## WHAT NEEDS TO BE DONE
Count the lines below that contain the word "this" and give only that number.

= = = =

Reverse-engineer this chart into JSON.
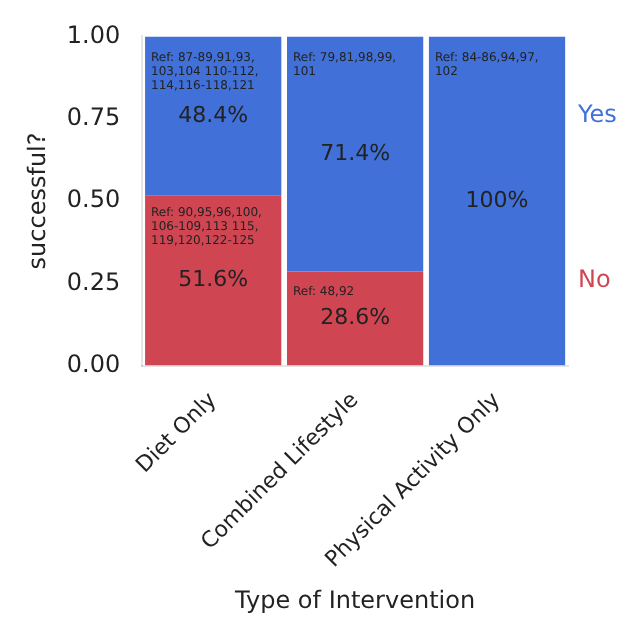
{
  "chart_data": {
    "type": "bar",
    "stacked": true,
    "ylabel": "successful?",
    "xlabel": "Type of Intervention",
    "categories": [
      "Diet Only",
      "Combined Lifestyle",
      "Physical Activity Only"
    ],
    "series": [
      {
        "name": "No",
        "color": "#d04552",
        "values": [
          0.516,
          0.286,
          0
        ],
        "value_labels": [
          "51.6%",
          "28.6%",
          null
        ]
      },
      {
        "name": "Yes",
        "color": "#4070d8",
        "values": [
          0.484,
          0.714,
          1.0
        ],
        "value_labels": [
          "48.4%",
          "71.4%",
          "100%"
        ]
      }
    ],
    "ylim": [
      0,
      1
    ],
    "yticks": [
      {
        "value": 0,
        "label": "0.00"
      },
      {
        "value": 0.25,
        "label": "0.25"
      },
      {
        "value": 0.5,
        "label": "0.50"
      },
      {
        "value": 0.75,
        "label": "0.75"
      },
      {
        "value": 1,
        "label": "1.00"
      }
    ],
    "annotations": [
      "Ref: 87-89,91,93,103,104 110-112,114,116-118,121",
      "Ref: 90,95,96,100,106-109,113 115,119,120,122-125",
      "Ref: 79,81,98,99,101",
      "Ref: 48,92",
      "Ref: 84-86,94,97,102"
    ],
    "grid": false,
    "legend": false
  }
}
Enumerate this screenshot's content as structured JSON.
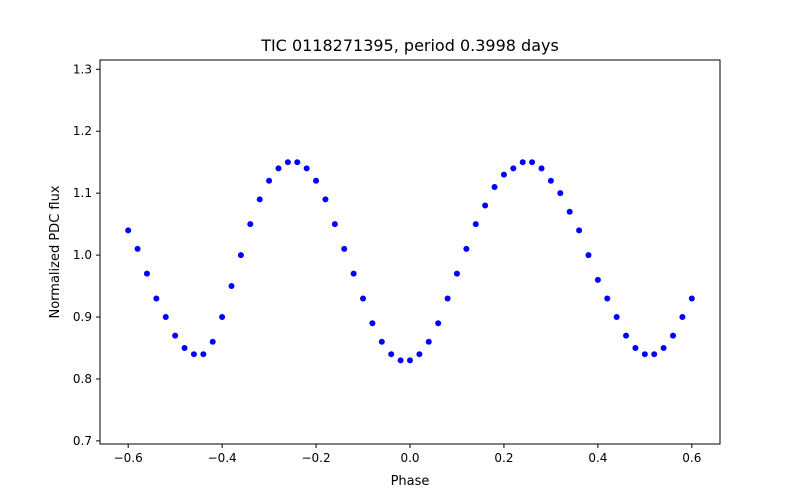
{
  "chart_data": {
    "type": "scatter",
    "title": "TIC 0118271395, period 0.3998 days",
    "xlabel": "Phase",
    "ylabel": "Normalized PDC flux",
    "xlim": [
      -0.66,
      0.66
    ],
    "ylim": [
      0.695,
      1.315
    ],
    "xticks": [
      -0.6,
      -0.4,
      -0.2,
      0.0,
      0.2,
      0.4,
      0.6
    ],
    "xtick_labels": [
      "−0.6",
      "−0.4",
      "−0.2",
      "0.0",
      "0.2",
      "0.4",
      "0.6"
    ],
    "yticks": [
      0.7,
      0.8,
      0.9,
      1.0,
      1.1,
      1.2,
      1.3
    ],
    "ytick_labels": [
      "0.7",
      "0.8",
      "0.9",
      "1.0",
      "1.1",
      "1.2",
      "1.3"
    ],
    "grid": false,
    "legend": "none",
    "marker_color": "#0000ff",
    "series": [
      {
        "x": [
          -0.6,
          -0.58,
          -0.56,
          -0.54,
          -0.52,
          -0.5,
          -0.48,
          -0.46,
          -0.44,
          -0.42,
          -0.4,
          -0.38,
          -0.36,
          -0.34,
          -0.32,
          -0.3,
          -0.28,
          -0.26,
          -0.24,
          -0.22,
          -0.2,
          -0.18,
          -0.16,
          -0.14,
          -0.12,
          -0.1,
          -0.08,
          -0.06,
          -0.04,
          -0.02,
          0.0,
          0.02,
          0.04,
          0.06,
          0.08,
          0.1,
          0.12,
          0.14,
          0.16,
          0.18,
          0.2,
          0.22,
          0.24,
          0.26,
          0.28,
          0.3,
          0.32,
          0.34,
          0.36,
          0.38,
          0.4,
          0.42,
          0.44,
          0.46,
          0.48,
          0.5,
          0.52,
          0.54,
          0.56,
          0.58,
          0.6
        ],
        "y": [
          1.04,
          1.01,
          0.97,
          0.93,
          0.9,
          0.87,
          0.85,
          0.84,
          0.84,
          0.86,
          0.9,
          0.95,
          1.0,
          1.05,
          1.09,
          1.12,
          1.14,
          1.15,
          1.15,
          1.14,
          1.12,
          1.09,
          1.05,
          1.01,
          0.97,
          0.93,
          0.89,
          0.86,
          0.84,
          0.83,
          0.83,
          0.84,
          0.86,
          0.89,
          0.93,
          0.97,
          1.01,
          1.05,
          1.08,
          1.11,
          1.13,
          1.14,
          1.15,
          1.15,
          1.14,
          1.12,
          1.1,
          1.07,
          1.04,
          1.0,
          0.96,
          0.93,
          0.9,
          0.87,
          0.85,
          0.84,
          0.84,
          0.85,
          0.87,
          0.9,
          0.93
        ]
      }
    ]
  }
}
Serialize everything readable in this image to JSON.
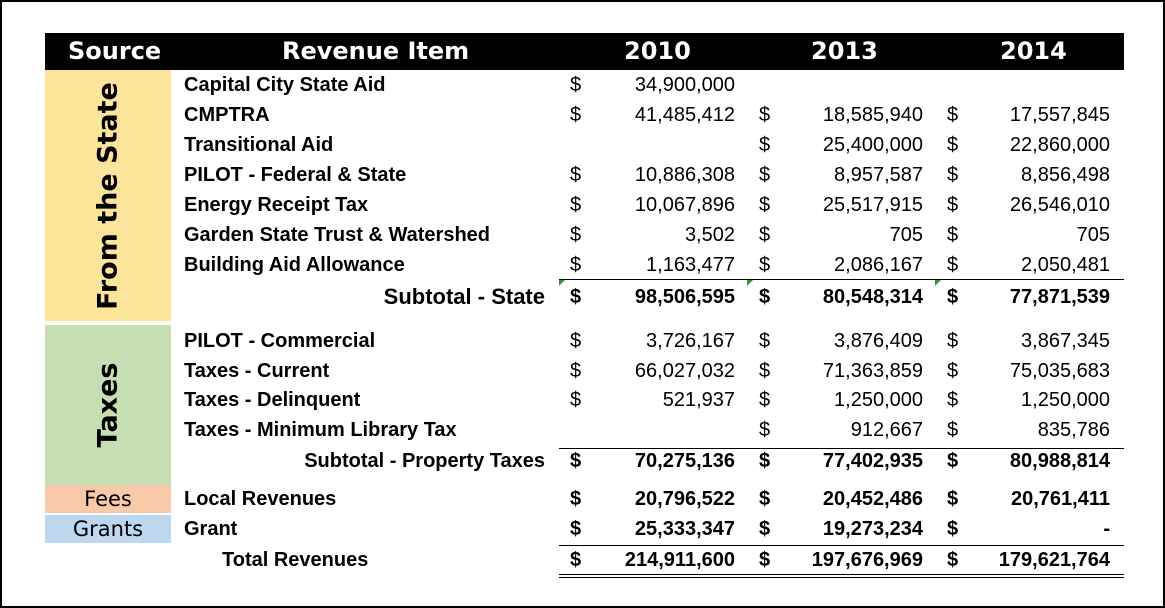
{
  "header": {
    "source": "Source",
    "revenue_item": "Revenue Item",
    "years": [
      "2010",
      "2013",
      "2014"
    ]
  },
  "colors": {
    "header_bg": "#000000",
    "header_text": "#ffffff",
    "state_block": "#fde49b",
    "taxes_block": "#c5dfb3",
    "fees_block": "#f9caa9",
    "grants_block": "#bdd7ee",
    "cell_marker": "#2e9b2e"
  },
  "sources": {
    "state": "From the State",
    "taxes": "Taxes",
    "fees": "Fees",
    "grants": "Grants"
  },
  "rows": [
    {
      "item": "Capital City State Aid",
      "c2010": [
        "$",
        "34,900,000"
      ],
      "c2013": [
        "",
        ""
      ],
      "c2014": [
        "",
        ""
      ]
    },
    {
      "item": "CMPTRA",
      "c2010": [
        "$",
        "41,485,412"
      ],
      "c2013": [
        "$",
        "18,585,940"
      ],
      "c2014": [
        "$",
        "17,557,845"
      ]
    },
    {
      "item": "Transitional Aid",
      "c2010": [
        "",
        ""
      ],
      "c2013": [
        "$",
        "25,400,000"
      ],
      "c2014": [
        "$",
        "22,860,000"
      ]
    },
    {
      "item": "PILOT - Federal & State",
      "c2010": [
        "$",
        "10,886,308"
      ],
      "c2013": [
        "$",
        "8,957,587"
      ],
      "c2014": [
        "$",
        "8,856,498"
      ]
    },
    {
      "item": "Energy Receipt Tax",
      "c2010": [
        "$",
        "10,067,896"
      ],
      "c2013": [
        "$",
        "25,517,915"
      ],
      "c2014": [
        "$",
        "26,546,010"
      ]
    },
    {
      "item": "Garden State Trust & Watershed",
      "c2010": [
        "$",
        "3,502"
      ],
      "c2013": [
        "$",
        "705"
      ],
      "c2014": [
        "$",
        "705"
      ]
    },
    {
      "item": "Building Aid Allowance",
      "c2010": [
        "$",
        "1,163,477"
      ],
      "c2013": [
        "$",
        "2,086,167"
      ],
      "c2014": [
        "$",
        "2,050,481"
      ]
    },
    {
      "item": "Subtotal - State",
      "c2010": [
        "$",
        "98,506,595"
      ],
      "c2013": [
        "$",
        "80,548,314"
      ],
      "c2014": [
        "$",
        "77,871,539"
      ]
    },
    {
      "item": "PILOT - Commercial",
      "c2010": [
        "$",
        "3,726,167"
      ],
      "c2013": [
        "$",
        "3,876,409"
      ],
      "c2014": [
        "$",
        "3,867,345"
      ]
    },
    {
      "item": "Taxes - Current",
      "c2010": [
        "$",
        "66,027,032"
      ],
      "c2013": [
        "$",
        "71,363,859"
      ],
      "c2014": [
        "$",
        "75,035,683"
      ]
    },
    {
      "item": "Taxes - Delinquent",
      "c2010": [
        "$",
        "521,937"
      ],
      "c2013": [
        "$",
        "1,250,000"
      ],
      "c2014": [
        "$",
        "1,250,000"
      ]
    },
    {
      "item": "Taxes - Minimum Library Tax",
      "c2010": [
        "",
        ""
      ],
      "c2013": [
        "$",
        "912,667"
      ],
      "c2014": [
        "$",
        "835,786"
      ]
    },
    {
      "item": "Subtotal - Property Taxes",
      "c2010": [
        "$",
        "70,275,136"
      ],
      "c2013": [
        "$",
        "77,402,935"
      ],
      "c2014": [
        "$",
        "80,988,814"
      ]
    },
    {
      "item": "Local Revenues",
      "c2010": [
        "$",
        "20,796,522"
      ],
      "c2013": [
        "$",
        "20,452,486"
      ],
      "c2014": [
        "$",
        "20,761,411"
      ]
    },
    {
      "item": "Grant",
      "c2010": [
        "$",
        "25,333,347"
      ],
      "c2013": [
        "$",
        "19,273,234"
      ],
      "c2014": [
        "$",
        "-"
      ]
    },
    {
      "item": "Total Revenues",
      "c2010": [
        "$",
        "214,911,600"
      ],
      "c2013": [
        "$",
        "197,676,969"
      ],
      "c2014": [
        "$",
        "179,621,764"
      ]
    }
  ]
}
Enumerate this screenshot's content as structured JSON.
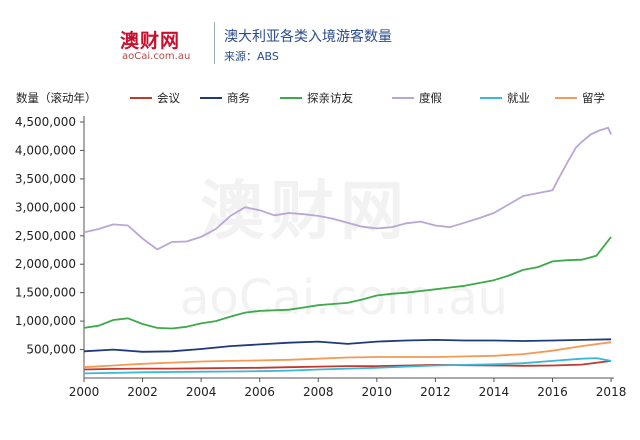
{
  "header": {
    "logo_main": "澳财网",
    "logo_sub": "aoCai.com.au",
    "title": "澳大利亚各类入境游客数量",
    "source": "来源：ABS"
  },
  "watermark": {
    "main": "澳财网",
    "sub": "aoCai.com.au"
  },
  "chart_data": {
    "type": "line",
    "title": "澳大利亚各类入境游客数量",
    "ylabel": "数量（滚动年）",
    "xlabel": "",
    "xlim": [
      2000,
      2018.1
    ],
    "ylim": [
      0,
      4500000
    ],
    "xticks": [
      2000,
      2002,
      2004,
      2006,
      2008,
      2010,
      2012,
      2014,
      2016,
      2018
    ],
    "yticks": [
      500000,
      1000000,
      1500000,
      2000000,
      2500000,
      3000000,
      3500000,
      4000000,
      4500000
    ],
    "ytick_labels": [
      "500,000",
      "1,000,000",
      "1,500,000",
      "2,000,000",
      "2,500,000",
      "3,000,000",
      "3,500,000",
      "4,000,000",
      "4,500,000"
    ],
    "grid": false,
    "legend_position": "top",
    "series": [
      {
        "name": "会议",
        "color": "#c0392b",
        "x": [
          2000,
          2001,
          2002,
          2003,
          2004,
          2005,
          2006,
          2007,
          2008,
          2009,
          2010,
          2011,
          2012,
          2013,
          2014,
          2015,
          2016,
          2017,
          2018
        ],
        "y": [
          150000,
          160000,
          165000,
          165000,
          170000,
          175000,
          180000,
          190000,
          200000,
          210000,
          210000,
          220000,
          230000,
          225000,
          220000,
          215000,
          220000,
          235000,
          300000
        ]
      },
      {
        "name": "商务",
        "color": "#1f3a7a",
        "x": [
          2000,
          2001,
          2002,
          2003,
          2004,
          2005,
          2006,
          2007,
          2008,
          2009,
          2010,
          2011,
          2012,
          2013,
          2014,
          2015,
          2016,
          2017,
          2018
        ],
        "y": [
          470000,
          500000,
          460000,
          470000,
          510000,
          560000,
          590000,
          620000,
          640000,
          600000,
          640000,
          660000,
          670000,
          660000,
          660000,
          650000,
          660000,
          670000,
          680000
        ]
      },
      {
        "name": "探亲访友",
        "color": "#3caa4a",
        "x": [
          2000,
          2000.5,
          2001,
          2001.5,
          2002,
          2002.5,
          2003,
          2003.5,
          2004,
          2004.5,
          2005,
          2005.5,
          2006,
          2006.5,
          2007,
          2007.5,
          2008,
          2008.5,
          2009,
          2009.5,
          2010,
          2010.5,
          2011,
          2011.5,
          2012,
          2012.5,
          2013,
          2013.5,
          2014,
          2014.5,
          2015,
          2015.5,
          2016,
          2016.5,
          2017,
          2017.5,
          2018
        ],
        "y": [
          880000,
          920000,
          1020000,
          1050000,
          950000,
          880000,
          870000,
          900000,
          960000,
          1000000,
          1080000,
          1150000,
          1180000,
          1190000,
          1200000,
          1240000,
          1280000,
          1300000,
          1320000,
          1380000,
          1450000,
          1480000,
          1500000,
          1530000,
          1560000,
          1590000,
          1620000,
          1670000,
          1720000,
          1800000,
          1900000,
          1950000,
          2050000,
          2070000,
          2080000,
          2150000,
          2480000
        ]
      },
      {
        "name": "度假",
        "color": "#b9a6d6",
        "x": [
          2000,
          2000.5,
          2001,
          2001.5,
          2002,
          2002.5,
          2003,
          2003.5,
          2004,
          2004.5,
          2005,
          2005.5,
          2006,
          2006.5,
          2007,
          2007.5,
          2008,
          2008.5,
          2009,
          2009.5,
          2010,
          2010.5,
          2011,
          2011.5,
          2012,
          2012.5,
          2013,
          2013.5,
          2014,
          2014.5,
          2015,
          2015.5,
          2016,
          2016.2,
          2016.5,
          2016.8,
          2017,
          2017.3,
          2017.6,
          2017.9,
          2018
        ],
        "y": [
          2560000,
          2620000,
          2700000,
          2680000,
          2450000,
          2260000,
          2390000,
          2400000,
          2480000,
          2620000,
          2850000,
          3000000,
          2950000,
          2860000,
          2900000,
          2880000,
          2850000,
          2800000,
          2730000,
          2660000,
          2630000,
          2650000,
          2720000,
          2750000,
          2680000,
          2650000,
          2730000,
          2810000,
          2900000,
          3050000,
          3200000,
          3250000,
          3300000,
          3500000,
          3780000,
          4050000,
          4150000,
          4280000,
          4350000,
          4400000,
          4280000
        ]
      },
      {
        "name": "就业",
        "color": "#3ab7d9",
        "x": [
          2000,
          2001,
          2002,
          2003,
          2004,
          2005,
          2006,
          2007,
          2008,
          2009,
          2010,
          2011,
          2012,
          2013,
          2014,
          2015,
          2016,
          2017,
          2017.5,
          2018
        ],
        "y": [
          80000,
          90000,
          100000,
          105000,
          110000,
          115000,
          120000,
          130000,
          150000,
          165000,
          180000,
          200000,
          220000,
          230000,
          240000,
          260000,
          300000,
          340000,
          350000,
          300000
        ]
      },
      {
        "name": "留学",
        "color": "#f39a56",
        "x": [
          2000,
          2001,
          2002,
          2003,
          2004,
          2005,
          2006,
          2007,
          2008,
          2009,
          2010,
          2011,
          2012,
          2013,
          2014,
          2015,
          2016,
          2017,
          2018
        ],
        "y": [
          190000,
          220000,
          250000,
          270000,
          290000,
          300000,
          310000,
          320000,
          340000,
          360000,
          370000,
          370000,
          370000,
          380000,
          390000,
          420000,
          480000,
          560000,
          630000
        ]
      }
    ]
  }
}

= = = =

## CORRECT RESPONSE
4